▼
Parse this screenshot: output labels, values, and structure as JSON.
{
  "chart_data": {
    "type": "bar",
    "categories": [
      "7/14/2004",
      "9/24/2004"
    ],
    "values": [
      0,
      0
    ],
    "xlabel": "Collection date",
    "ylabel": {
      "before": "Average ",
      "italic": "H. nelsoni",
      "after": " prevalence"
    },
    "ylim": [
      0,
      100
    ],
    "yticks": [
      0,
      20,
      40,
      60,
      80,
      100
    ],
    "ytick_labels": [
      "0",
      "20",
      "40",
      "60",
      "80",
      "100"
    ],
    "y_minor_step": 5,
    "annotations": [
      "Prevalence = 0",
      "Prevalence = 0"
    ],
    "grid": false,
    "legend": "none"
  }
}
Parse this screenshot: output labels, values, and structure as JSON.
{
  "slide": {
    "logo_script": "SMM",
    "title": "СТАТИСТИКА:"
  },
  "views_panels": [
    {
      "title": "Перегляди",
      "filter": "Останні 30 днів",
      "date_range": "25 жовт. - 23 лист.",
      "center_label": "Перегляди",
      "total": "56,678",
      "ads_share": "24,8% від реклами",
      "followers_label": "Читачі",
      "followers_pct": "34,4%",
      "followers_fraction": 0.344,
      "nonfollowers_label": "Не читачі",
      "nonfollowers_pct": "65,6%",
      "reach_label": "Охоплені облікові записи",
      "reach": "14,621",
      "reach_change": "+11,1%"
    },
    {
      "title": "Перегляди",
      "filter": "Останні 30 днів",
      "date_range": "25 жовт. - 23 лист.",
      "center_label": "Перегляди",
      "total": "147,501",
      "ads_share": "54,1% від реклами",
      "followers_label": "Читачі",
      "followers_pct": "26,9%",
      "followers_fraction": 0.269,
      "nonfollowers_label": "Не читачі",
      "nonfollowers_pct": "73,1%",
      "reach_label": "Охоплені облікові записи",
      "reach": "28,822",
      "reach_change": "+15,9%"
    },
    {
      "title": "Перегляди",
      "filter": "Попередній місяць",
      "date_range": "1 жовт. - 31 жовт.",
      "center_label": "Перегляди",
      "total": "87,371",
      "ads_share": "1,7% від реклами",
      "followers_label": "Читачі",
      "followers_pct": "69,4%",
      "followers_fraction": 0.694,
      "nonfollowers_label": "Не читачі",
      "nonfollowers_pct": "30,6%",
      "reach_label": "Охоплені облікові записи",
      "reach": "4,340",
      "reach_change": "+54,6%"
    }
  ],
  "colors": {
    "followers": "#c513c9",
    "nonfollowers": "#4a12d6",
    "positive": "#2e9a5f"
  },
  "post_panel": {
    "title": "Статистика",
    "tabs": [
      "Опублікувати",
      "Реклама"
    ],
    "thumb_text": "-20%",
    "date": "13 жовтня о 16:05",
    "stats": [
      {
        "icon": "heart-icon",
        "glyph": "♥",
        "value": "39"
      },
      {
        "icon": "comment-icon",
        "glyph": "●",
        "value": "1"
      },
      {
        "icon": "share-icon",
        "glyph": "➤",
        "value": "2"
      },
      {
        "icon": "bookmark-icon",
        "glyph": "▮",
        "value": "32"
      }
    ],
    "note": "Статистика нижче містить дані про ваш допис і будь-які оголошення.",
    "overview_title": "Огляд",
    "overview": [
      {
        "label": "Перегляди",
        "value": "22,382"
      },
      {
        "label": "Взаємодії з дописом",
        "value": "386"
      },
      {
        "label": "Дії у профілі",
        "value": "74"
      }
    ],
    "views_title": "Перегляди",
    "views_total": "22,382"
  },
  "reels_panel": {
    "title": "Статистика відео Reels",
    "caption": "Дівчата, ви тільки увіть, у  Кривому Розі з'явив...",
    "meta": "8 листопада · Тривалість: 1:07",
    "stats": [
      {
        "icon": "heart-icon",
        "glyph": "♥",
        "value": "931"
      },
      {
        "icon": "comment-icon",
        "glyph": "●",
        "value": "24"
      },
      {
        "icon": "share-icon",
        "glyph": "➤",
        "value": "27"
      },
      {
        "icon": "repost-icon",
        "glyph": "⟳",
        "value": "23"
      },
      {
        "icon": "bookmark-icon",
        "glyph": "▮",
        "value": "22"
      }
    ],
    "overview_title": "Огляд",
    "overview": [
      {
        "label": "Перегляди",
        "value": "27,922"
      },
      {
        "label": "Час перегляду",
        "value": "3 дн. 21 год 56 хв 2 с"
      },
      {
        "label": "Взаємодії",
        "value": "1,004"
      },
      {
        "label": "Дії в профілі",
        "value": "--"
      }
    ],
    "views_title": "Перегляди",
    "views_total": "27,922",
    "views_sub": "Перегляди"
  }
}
▲
Aim =>
Retype every entry above, word for word.

Result below =>
Parse this screenshot: output labels, values, and structure as JSON.
{
  "chart_data": {
    "type": "bar",
    "categories": [
      "7/14/2004",
      "9/24/2004"
    ],
    "values": [
      0,
      0
    ],
    "xlabel": "Collection date",
    "ylabel": {
      "before": "Average ",
      "italic": "H. nelsoni",
      "after": " prevalence"
    },
    "ylim": [
      0,
      100
    ],
    "yticks": [
      0,
      20,
      40,
      60,
      80,
      100
    ],
    "ytick_labels": [
      "0",
      "20",
      "40",
      "60",
      "80",
      "100"
    ],
    "y_minor_step": 5,
    "annotations": [
      "Prevalence = 0",
      "Prevalence = 0"
    ],
    "grid": false,
    "legend": "none"
  }
}
Parse this screenshot: output labels, values, and structure as JSON.
{
  "slide": {
    "logo_script": "SMM",
    "title": "СТАТИСТИКА:"
  },
  "views_panels": [
    {
      "title": "Перегляди",
      "filter": "Останні 30 днів",
      "date_range": "25 жовт. - 23 лист.",
      "center_label": "Перегляди",
      "total": "56,678",
      "ads_share": "24,8% від реклами",
      "followers_label": "Читачі",
      "followers_pct": "34,4%",
      "followers_fraction": 0.344,
      "nonfollowers_label": "Не читачі",
      "nonfollowers_pct": "65,6%",
      "reach_label": "Охоплені облікові записи",
      "reach": "14,621",
      "reach_change": "+11,1%"
    },
    {
      "title": "Перегляди",
      "filter": "Останні 30 днів",
      "date_range": "25 жовт. - 23 лист.",
      "center_label": "Перегляди",
      "total": "147,501",
      "ads_share": "54,1% від реклами",
      "followers_label": "Читачі",
      "followers_pct": "26,9%",
      "followers_fraction": 0.269,
      "nonfollowers_label": "Не читачі",
      "nonfollowers_pct": "73,1%",
      "reach_label": "Охоплені облікові записи",
      "reach": "28,822",
      "reach_change": "+15,9%"
    },
    {
      "title": "Перегляди",
      "filter": "Попередній місяць",
      "date_range": "1 жовт. - 31 жовт.",
      "center_label": "Перегляди",
      "total": "87,371",
      "ads_share": "1,7% від реклами",
      "followers_label": "Читачі",
      "followers_pct": "69,4%",
      "followers_fraction": 0.694,
      "nonfollowers_label": "Не читачі",
      "nonfollowers_pct": "30,6%",
      "reach_label": "Охоплені облікові записи",
      "reach": "4,340",
      "reach_change": "+54,6%"
    }
  ],
  "colors": {
    "followers": "#c513c9",
    "nonfollowers": "#4a12d6",
    "positive": "#2e9a5f"
  },
  "post_panel": {
    "title": "Статистика",
    "tabs": [
      "Опублікувати",
      "Реклама"
    ],
    "thumb_text": "-20%",
    "date": "13 жовтня о 16:05",
    "stats": [
      {
        "icon": "heart-icon",
        "glyph": "♥",
        "value": "39"
      },
      {
        "icon": "comment-icon",
        "glyph": "●",
        "value": "1"
      },
      {
        "icon": "share-icon",
        "glyph": "➤",
        "value": "2"
      },
      {
        "icon": "bookmark-icon",
        "glyph": "▮",
        "value": "32"
      }
    ],
    "note": "Статистика нижче містить дані про ваш допис і будь-які оголошення.",
    "overview_title": "Огляд",
    "overview": [
      {
        "label": "Перегляди",
        "value": "22,382"
      },
      {
        "label": "Взаємодії з дописом",
        "value": "386"
      },
      {
        "label": "Дії у профілі",
        "value": "74"
      }
    ],
    "views_title": "Перегляди",
    "views_total": "22,382"
  },
  "reels_panel": {
    "title": "Статистика відео Reels",
    "caption": "Дівчата, ви тільки увіть, у  Кривому Розі з'явив...",
    "meta": "8 листопада · Тривалість: 1:07",
    "stats": [
      {
        "icon": "heart-icon",
        "glyph": "♥",
        "value": "931"
      },
      {
        "icon": "comment-icon",
        "glyph": "●",
        "value": "24"
      },
      {
        "icon": "share-icon",
        "glyph": "➤",
        "value": "27"
      },
      {
        "icon": "repost-icon",
        "glyph": "⟳",
        "value": "23"
      },
      {
        "icon": "bookmark-icon",
        "glyph": "▮",
        "value": "22"
      }
    ],
    "overview_title": "Огляд",
    "overview": [
      {
        "label": "Перегляди",
        "value": "27,922"
      },
      {
        "label": "Час перегляду",
        "value": "3 дн. 21 год 56 хв 2 с"
      },
      {
        "label": "Взаємодії",
        "value": "1,004"
      },
      {
        "label": "Дії в профілі",
        "value": "--"
      }
    ],
    "views_title": "Перегляди",
    "views_total": "27,922",
    "views_sub": "Перегляди"
  }
}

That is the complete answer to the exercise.